→ Dataset entries
════

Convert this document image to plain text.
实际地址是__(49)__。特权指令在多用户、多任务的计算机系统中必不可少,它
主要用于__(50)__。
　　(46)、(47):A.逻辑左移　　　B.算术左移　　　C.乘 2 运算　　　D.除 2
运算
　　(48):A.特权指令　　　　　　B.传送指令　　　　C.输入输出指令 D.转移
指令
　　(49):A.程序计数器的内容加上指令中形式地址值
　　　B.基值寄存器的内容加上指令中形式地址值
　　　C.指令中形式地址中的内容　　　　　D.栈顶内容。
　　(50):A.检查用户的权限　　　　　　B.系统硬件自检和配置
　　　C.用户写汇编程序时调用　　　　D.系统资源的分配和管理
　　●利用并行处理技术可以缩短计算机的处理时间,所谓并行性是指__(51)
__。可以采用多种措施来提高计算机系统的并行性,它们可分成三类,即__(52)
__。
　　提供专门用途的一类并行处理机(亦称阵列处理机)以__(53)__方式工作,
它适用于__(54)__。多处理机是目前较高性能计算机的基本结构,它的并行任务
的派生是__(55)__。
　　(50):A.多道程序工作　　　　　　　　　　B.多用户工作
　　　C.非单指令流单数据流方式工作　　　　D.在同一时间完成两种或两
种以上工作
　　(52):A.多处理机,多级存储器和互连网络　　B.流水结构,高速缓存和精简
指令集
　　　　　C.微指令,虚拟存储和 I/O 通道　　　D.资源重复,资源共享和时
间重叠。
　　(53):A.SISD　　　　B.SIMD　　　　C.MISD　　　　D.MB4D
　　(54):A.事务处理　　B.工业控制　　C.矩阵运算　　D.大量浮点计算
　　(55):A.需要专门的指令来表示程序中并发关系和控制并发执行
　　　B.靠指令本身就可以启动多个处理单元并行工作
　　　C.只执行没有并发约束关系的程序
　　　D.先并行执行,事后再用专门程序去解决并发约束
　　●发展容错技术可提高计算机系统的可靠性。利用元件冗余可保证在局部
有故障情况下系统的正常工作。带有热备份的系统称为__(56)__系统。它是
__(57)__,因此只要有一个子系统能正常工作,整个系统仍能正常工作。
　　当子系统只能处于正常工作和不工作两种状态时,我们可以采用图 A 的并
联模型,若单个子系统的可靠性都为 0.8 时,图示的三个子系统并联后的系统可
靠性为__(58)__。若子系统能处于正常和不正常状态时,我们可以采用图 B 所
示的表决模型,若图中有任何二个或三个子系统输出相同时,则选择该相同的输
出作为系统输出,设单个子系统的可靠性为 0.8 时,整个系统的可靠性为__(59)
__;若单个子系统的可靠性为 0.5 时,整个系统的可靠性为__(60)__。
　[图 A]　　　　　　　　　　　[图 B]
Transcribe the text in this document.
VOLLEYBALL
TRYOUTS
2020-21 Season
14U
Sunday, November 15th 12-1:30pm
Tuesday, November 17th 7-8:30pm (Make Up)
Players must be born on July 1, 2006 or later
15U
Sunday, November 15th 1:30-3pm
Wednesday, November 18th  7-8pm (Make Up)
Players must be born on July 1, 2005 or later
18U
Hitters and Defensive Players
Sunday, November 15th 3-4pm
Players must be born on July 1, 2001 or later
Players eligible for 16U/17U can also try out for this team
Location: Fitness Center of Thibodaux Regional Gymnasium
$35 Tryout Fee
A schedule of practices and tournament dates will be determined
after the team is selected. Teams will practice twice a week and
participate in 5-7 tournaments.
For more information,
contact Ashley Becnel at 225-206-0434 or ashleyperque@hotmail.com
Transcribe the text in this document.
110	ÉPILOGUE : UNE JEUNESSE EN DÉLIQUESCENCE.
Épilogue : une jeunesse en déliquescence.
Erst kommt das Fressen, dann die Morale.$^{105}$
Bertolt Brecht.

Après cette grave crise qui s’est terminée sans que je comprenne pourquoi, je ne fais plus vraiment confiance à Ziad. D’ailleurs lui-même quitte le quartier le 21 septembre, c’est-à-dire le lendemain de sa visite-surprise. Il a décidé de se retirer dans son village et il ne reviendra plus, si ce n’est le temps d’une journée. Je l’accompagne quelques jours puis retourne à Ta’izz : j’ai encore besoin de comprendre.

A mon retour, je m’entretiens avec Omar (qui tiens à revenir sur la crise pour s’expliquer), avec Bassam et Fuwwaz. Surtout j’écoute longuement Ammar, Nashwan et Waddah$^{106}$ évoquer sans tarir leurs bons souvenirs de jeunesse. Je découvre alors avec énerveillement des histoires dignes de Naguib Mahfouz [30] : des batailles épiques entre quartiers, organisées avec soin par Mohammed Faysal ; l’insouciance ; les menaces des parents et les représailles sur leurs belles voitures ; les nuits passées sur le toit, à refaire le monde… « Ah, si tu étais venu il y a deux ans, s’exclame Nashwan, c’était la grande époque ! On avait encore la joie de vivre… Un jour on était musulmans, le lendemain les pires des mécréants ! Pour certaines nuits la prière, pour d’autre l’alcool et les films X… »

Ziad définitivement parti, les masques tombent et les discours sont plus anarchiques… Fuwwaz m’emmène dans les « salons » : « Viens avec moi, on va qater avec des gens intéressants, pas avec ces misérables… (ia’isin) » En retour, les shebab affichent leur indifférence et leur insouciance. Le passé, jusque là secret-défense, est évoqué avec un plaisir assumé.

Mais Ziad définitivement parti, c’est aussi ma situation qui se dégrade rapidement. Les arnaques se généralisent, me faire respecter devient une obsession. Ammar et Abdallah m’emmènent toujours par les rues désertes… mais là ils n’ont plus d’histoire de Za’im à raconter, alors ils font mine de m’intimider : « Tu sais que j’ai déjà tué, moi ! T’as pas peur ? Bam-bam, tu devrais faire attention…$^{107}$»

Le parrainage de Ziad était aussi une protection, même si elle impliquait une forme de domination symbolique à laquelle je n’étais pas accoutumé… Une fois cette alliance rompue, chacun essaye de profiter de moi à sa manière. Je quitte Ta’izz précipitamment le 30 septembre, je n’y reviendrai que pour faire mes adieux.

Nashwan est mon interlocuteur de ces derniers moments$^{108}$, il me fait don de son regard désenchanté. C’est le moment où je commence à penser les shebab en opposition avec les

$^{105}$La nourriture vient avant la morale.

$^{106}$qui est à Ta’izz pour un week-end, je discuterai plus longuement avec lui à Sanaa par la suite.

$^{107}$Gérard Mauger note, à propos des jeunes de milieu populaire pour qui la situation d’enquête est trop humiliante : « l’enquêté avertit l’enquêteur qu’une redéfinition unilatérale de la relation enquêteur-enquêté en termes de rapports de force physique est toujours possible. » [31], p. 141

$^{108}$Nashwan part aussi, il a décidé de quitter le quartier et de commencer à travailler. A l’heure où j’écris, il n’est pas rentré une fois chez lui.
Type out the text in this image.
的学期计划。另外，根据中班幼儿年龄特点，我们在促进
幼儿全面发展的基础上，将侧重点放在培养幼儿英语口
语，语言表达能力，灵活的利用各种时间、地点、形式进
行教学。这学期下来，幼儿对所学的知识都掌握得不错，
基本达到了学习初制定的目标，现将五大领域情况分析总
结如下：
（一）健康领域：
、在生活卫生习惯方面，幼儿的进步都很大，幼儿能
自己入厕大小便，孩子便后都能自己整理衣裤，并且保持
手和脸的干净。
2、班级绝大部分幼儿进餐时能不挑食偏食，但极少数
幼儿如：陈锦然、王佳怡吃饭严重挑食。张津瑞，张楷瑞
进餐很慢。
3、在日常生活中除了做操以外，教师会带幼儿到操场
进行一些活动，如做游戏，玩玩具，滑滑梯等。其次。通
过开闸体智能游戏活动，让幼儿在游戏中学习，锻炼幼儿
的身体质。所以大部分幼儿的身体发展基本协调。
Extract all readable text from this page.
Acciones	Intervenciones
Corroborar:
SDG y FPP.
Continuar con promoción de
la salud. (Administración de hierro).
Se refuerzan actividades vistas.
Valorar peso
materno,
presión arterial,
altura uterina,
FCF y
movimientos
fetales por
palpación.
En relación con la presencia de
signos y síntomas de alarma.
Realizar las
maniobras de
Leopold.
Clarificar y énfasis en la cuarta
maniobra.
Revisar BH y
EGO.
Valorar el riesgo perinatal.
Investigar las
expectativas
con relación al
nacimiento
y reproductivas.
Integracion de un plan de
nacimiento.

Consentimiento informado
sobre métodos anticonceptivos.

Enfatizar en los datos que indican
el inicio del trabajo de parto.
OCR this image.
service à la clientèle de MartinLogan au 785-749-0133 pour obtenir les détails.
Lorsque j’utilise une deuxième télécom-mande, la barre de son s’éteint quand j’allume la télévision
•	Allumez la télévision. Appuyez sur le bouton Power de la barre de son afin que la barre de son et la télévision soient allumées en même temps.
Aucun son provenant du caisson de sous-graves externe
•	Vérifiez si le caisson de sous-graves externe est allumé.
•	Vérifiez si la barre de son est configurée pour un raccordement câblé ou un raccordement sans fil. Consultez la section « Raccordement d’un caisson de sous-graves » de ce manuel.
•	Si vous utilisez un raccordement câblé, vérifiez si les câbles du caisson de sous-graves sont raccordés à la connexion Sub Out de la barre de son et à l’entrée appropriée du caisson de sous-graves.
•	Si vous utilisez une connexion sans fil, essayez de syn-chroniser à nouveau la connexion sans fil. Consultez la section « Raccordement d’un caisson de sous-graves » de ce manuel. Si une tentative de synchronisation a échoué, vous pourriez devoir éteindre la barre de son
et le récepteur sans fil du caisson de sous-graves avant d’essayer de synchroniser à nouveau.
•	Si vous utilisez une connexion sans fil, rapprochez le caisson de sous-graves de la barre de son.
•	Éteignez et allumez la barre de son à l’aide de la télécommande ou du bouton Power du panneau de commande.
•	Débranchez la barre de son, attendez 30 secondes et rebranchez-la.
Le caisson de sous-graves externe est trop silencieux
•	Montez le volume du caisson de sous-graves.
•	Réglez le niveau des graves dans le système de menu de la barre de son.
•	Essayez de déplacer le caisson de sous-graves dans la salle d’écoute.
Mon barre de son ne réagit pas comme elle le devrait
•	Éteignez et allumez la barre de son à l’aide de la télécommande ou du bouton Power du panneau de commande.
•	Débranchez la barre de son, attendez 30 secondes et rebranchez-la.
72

════

Gather from the records above every line containing the string "insouciance".

A mon retour, je m’entretiens avec Omar (qui tiens à revenir sur la crise pour s’expliquer), avec Bassam et Fuwwaz. Surtout j’écoute longuement Ammar, Nashwan et Waddah$^{106}$ évoquer sans tarir leurs bons souvenirs de jeunesse. Je découvre alors avec énerveillement des histoires dignes de Naguib Mahfouz [30] : des batailles épiques entre quartiers, organisées avec soin par Mohammed Faysal ; l’insouciance ; les menaces des parents et les représailles sur leurs belles voitures ; les nuits passées sur le toit, à refaire le monde… « Ah, si tu étais venu il y a deux ans, s’exclame Nashwan, c’était la grande époque ! On avait encore la joie de vivre… Un jour on était musulmans, le lendemain les pires des mécréants ! Pour certaines nuits la prière, pour d’autre l’alcool et les films X… »
Ziad définitivement parti, les masques tombent et les discours sont plus anarchiques… Fuwwaz m’emmène dans les « salons » : « Viens avec moi, on va qater avec des gens intéressants, pas avec ces misérables… (ia’isin) » En retour, les shebab affichent leur indifférence et leur insouciance. Le passé, jusque là secret-défense, est évoqué avec un plaisir assumé.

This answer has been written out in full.